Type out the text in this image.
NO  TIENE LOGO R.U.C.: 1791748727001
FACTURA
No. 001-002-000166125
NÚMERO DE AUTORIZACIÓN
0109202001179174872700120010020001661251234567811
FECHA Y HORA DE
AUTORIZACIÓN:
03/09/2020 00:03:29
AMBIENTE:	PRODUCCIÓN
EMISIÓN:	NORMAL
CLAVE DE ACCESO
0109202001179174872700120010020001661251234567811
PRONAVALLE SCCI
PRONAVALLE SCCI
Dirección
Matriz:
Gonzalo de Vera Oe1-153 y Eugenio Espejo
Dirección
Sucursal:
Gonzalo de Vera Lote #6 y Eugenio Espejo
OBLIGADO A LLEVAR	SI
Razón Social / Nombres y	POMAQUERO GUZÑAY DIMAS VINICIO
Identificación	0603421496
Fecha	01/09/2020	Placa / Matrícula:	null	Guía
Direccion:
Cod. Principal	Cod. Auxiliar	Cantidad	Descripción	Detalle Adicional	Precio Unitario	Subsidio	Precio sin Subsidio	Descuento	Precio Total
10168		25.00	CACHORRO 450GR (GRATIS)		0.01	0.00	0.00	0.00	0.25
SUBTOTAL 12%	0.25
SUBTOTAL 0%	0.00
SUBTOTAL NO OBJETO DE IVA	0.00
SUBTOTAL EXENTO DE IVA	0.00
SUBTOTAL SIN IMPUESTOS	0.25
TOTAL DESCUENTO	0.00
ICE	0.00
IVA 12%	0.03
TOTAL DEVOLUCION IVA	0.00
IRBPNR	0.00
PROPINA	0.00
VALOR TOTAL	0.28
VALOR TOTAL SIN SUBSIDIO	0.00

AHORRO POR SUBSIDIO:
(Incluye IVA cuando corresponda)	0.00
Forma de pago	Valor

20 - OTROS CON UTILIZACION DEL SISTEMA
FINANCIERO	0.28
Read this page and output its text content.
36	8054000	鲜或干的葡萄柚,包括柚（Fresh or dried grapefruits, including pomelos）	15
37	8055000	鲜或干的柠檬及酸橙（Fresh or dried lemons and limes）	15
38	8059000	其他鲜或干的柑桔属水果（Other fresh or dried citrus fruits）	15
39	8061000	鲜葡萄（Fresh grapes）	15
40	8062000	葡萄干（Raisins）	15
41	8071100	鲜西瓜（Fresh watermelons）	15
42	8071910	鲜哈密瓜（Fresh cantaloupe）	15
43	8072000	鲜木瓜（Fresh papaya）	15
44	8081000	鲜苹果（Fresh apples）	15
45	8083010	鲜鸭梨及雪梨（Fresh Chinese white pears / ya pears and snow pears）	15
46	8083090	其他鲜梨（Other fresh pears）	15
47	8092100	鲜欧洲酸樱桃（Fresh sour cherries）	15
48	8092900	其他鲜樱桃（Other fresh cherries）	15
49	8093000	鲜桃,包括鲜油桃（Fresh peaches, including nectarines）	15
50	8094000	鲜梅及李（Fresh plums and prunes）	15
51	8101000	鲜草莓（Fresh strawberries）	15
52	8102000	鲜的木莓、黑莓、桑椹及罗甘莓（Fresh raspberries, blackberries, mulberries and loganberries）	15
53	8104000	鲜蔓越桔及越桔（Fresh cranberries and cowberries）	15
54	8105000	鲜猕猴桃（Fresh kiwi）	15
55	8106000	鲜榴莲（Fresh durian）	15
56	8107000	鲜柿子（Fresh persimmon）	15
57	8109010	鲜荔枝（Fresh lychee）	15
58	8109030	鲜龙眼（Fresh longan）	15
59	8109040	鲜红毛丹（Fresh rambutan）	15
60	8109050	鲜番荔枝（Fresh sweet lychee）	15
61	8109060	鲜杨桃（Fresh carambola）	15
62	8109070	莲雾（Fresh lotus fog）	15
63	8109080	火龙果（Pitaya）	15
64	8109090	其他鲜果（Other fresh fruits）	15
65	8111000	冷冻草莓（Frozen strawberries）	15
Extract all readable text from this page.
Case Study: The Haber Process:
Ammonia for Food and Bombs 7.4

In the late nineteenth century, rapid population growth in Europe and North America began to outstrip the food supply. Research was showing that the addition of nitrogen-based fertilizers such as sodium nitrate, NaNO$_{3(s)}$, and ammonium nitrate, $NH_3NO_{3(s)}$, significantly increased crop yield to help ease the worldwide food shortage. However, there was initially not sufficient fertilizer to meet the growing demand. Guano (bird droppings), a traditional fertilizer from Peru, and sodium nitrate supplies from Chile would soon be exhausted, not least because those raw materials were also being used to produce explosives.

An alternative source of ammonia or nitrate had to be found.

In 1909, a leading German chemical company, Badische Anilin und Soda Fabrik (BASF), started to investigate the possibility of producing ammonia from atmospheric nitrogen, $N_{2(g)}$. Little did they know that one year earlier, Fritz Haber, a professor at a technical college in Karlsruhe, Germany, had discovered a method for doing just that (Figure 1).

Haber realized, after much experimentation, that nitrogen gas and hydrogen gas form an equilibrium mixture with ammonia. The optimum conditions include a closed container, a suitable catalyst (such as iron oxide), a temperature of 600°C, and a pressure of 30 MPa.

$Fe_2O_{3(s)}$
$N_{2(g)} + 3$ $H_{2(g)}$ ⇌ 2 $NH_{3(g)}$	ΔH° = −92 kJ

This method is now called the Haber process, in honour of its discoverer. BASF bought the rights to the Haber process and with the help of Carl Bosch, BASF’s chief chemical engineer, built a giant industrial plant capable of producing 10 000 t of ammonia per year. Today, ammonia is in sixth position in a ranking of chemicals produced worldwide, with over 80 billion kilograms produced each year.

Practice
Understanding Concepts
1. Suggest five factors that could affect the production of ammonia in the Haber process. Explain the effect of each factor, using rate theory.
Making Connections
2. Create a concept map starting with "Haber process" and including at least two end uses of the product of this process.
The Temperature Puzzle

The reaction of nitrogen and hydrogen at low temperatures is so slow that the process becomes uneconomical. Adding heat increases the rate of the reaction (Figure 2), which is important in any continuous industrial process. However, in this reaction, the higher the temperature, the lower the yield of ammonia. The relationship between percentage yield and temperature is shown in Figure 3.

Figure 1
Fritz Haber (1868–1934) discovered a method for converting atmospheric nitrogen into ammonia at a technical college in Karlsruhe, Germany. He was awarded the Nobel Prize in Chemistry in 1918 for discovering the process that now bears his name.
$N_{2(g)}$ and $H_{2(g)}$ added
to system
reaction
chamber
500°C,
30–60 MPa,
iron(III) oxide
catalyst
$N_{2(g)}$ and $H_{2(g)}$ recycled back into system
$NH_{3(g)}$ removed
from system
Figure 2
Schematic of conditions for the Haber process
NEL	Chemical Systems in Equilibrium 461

## DIRECTIONS FOR THIS TASK
Retype the material in full, character for character.

## IN RESPONSE
Type out the text in this image.
NO  TIENE LOGO R.U.C.: 1791748727001
FACTURA
No. 001-002-000166125
NÚMERO DE AUTORIZACIÓN
0109202001179174872700120010020001661251234567811
FECHA Y HORA DE
AUTORIZACIÓN:
03/09/2020 00:03:29
AMBIENTE:	PRODUCCIÓN
EMISIÓN:	NORMAL
CLAVE DE ACCESO
0109202001179174872700120010020001661251234567811
PRONAVALLE SCCI
PRONAVALLE SCCI
Dirección
Matriz:
Gonzalo de Vera Oe1-153 y Eugenio Espejo
Dirección
Sucursal:
Gonzalo de Vera Lote #6 y Eugenio Espejo
OBLIGADO A LLEVAR	SI
Razón Social / Nombres y	POMAQUERO GUZÑAY DIMAS VINICIO
Identificación	0603421496
Fecha	01/09/2020	Placa / Matrícula:	null	Guía
Direccion:
Cod. Principal	Cod. Auxiliar	Cantidad	Descripción	Detalle Adicional	Precio Unitario	Subsidio	Precio sin Subsidio	Descuento	Precio Total
10168		25.00	CACHORRO 450GR (GRATIS)		0.01	0.00	0.00	0.00	0.25
SUBTOTAL 12%	0.25
SUBTOTAL 0%	0.00
SUBTOTAL NO OBJETO DE IVA	0.00
SUBTOTAL EXENTO DE IVA	0.00
SUBTOTAL SIN IMPUESTOS	0.25
TOTAL DESCUENTO	0.00
ICE	0.00
IVA 12%	0.03
TOTAL DEVOLUCION IVA	0.00
IRBPNR	0.00
PROPINA	0.00
VALOR TOTAL	0.28
VALOR TOTAL SIN SUBSIDIO	0.00

AHORRO POR SUBSIDIO:
(Incluye IVA cuando corresponda)	0.00
Forma de pago	Valor

20 - OTROS CON UTILIZACION DEL SISTEMA
FINANCIERO	0.28
Read this page and output its text content.
36	8054000	鲜或干的葡萄柚,包括柚（Fresh or dried grapefruits, including pomelos）	15
37	8055000	鲜或干的柠檬及酸橙（Fresh or dried lemons and limes）	15
38	8059000	其他鲜或干的柑桔属水果（Other fresh or dried citrus fruits）	15
39	8061000	鲜葡萄（Fresh grapes）	15
40	8062000	葡萄干（Raisins）	15
41	8071100	鲜西瓜（Fresh watermelons）	15
42	8071910	鲜哈密瓜（Fresh cantaloupe）	15
43	8072000	鲜木瓜（Fresh papaya）	15
44	8081000	鲜苹果（Fresh apples）	15
45	8083010	鲜鸭梨及雪梨（Fresh Chinese white pears / ya pears and snow pears）	15
46	8083090	其他鲜梨（Other fresh pears）	15
47	8092100	鲜欧洲酸樱桃（Fresh sour cherries）	15
48	8092900	其他鲜樱桃（Other fresh cherries）	15
49	8093000	鲜桃,包括鲜油桃（Fresh peaches, including nectarines）	15
50	8094000	鲜梅及李（Fresh plums and prunes）	15
51	8101000	鲜草莓（Fresh strawberries）	15
52	8102000	鲜的木莓、黑莓、桑椹及罗甘莓（Fresh raspberries, blackberries, mulberries and loganberries）	15
53	8104000	鲜蔓越桔及越桔（Fresh cranberries and cowberries）	15
54	8105000	鲜猕猴桃（Fresh kiwi）	15
55	8106000	鲜榴莲（Fresh durian）	15
56	8107000	鲜柿子（Fresh persimmon）	15
57	8109010	鲜荔枝（Fresh lychee）	15
58	8109030	鲜龙眼（Fresh longan）	15
59	8109040	鲜红毛丹（Fresh rambutan）	15
60	8109050	鲜番荔枝（Fresh sweet lychee）	15
61	8109060	鲜杨桃（Fresh carambola）	15
62	8109070	莲雾（Fresh lotus fog）	15
63	8109080	火龙果（Pitaya）	15
64	8109090	其他鲜果（Other fresh fruits）	15
65	8111000	冷冻草莓（Frozen strawberries）	15
Extract all readable text from this page.
Case Study: The Haber Process:
Ammonia for Food and Bombs 7.4

In the late nineteenth century, rapid population growth in Europe and North America began to outstrip the food supply. Research was showing that the addition of nitrogen-based fertilizers such as sodium nitrate, NaNO$_{3(s)}$, and ammonium nitrate, $NH_3NO_{3(s)}$, significantly increased crop yield to help ease the worldwide food shortage. However, there was initially not sufficient fertilizer to meet the growing demand. Guano (bird droppings), a traditional fertilizer from Peru, and sodium nitrate supplies from Chile would soon be exhausted, not least because those raw materials were also being used to produce explosives.

An alternative source of ammonia or nitrate had to be found.

In 1909, a leading German chemical company, Badische Anilin und Soda Fabrik (BASF), started to investigate the possibility of producing ammonia from atmospheric nitrogen, $N_{2(g)}$. Little did they know that one year earlier, Fritz Haber, a professor at a technical college in Karlsruhe, Germany, had discovered a method for doing just that (Figure 1).

Haber realized, after much experimentation, that nitrogen gas and hydrogen gas form an equilibrium mixture with ammonia. The optimum conditions include a closed container, a suitable catalyst (such as iron oxide), a temperature of 600°C, and a pressure of 30 MPa.

$Fe_2O_{3(s)}$
$N_{2(g)} + 3$ $H_{2(g)}$ ⇌ 2 $NH_{3(g)}$	ΔH° = −92 kJ

This method is now called the Haber process, in honour of its discoverer. BASF bought the rights to the Haber process and with the help of Carl Bosch, BASF’s chief chemical engineer, built a giant industrial plant capable of producing 10 000 t of ammonia per year. Today, ammonia is in sixth position in a ranking of chemicals produced worldwide, with over 80 billion kilograms produced each year.

Practice
Understanding Concepts
1. Suggest five factors that could affect the production of ammonia in the Haber process. Explain the effect of each factor, using rate theory.
Making Connections
2. Create a concept map starting with "Haber process" and including at least two end uses of the product of this process.
The Temperature Puzzle

The reaction of nitrogen and hydrogen at low temperatures is so slow that the process becomes uneconomical. Adding heat increases the rate of the reaction (Figure 2), which is important in any continuous industrial process. However, in this reaction, the higher the temperature, the lower the yield of ammonia. The relationship between percentage yield and temperature is shown in Figure 3.

Figure 1
Fritz Haber (1868–1934) discovered a method for converting atmospheric nitrogen into ammonia at a technical college in Karlsruhe, Germany. He was awarded the Nobel Prize in Chemistry in 1918 for discovering the process that now bears his name.
$N_{2(g)}$ and $H_{2(g)}$ added
to system
reaction
chamber
500°C,
30–60 MPa,
iron(III) oxide
catalyst
$N_{2(g)}$ and $H_{2(g)}$ recycled back into system
$NH_{3(g)}$ removed
from system
Figure 2
Schematic of conditions for the Haber process
NEL	Chemical Systems in Equilibrium 461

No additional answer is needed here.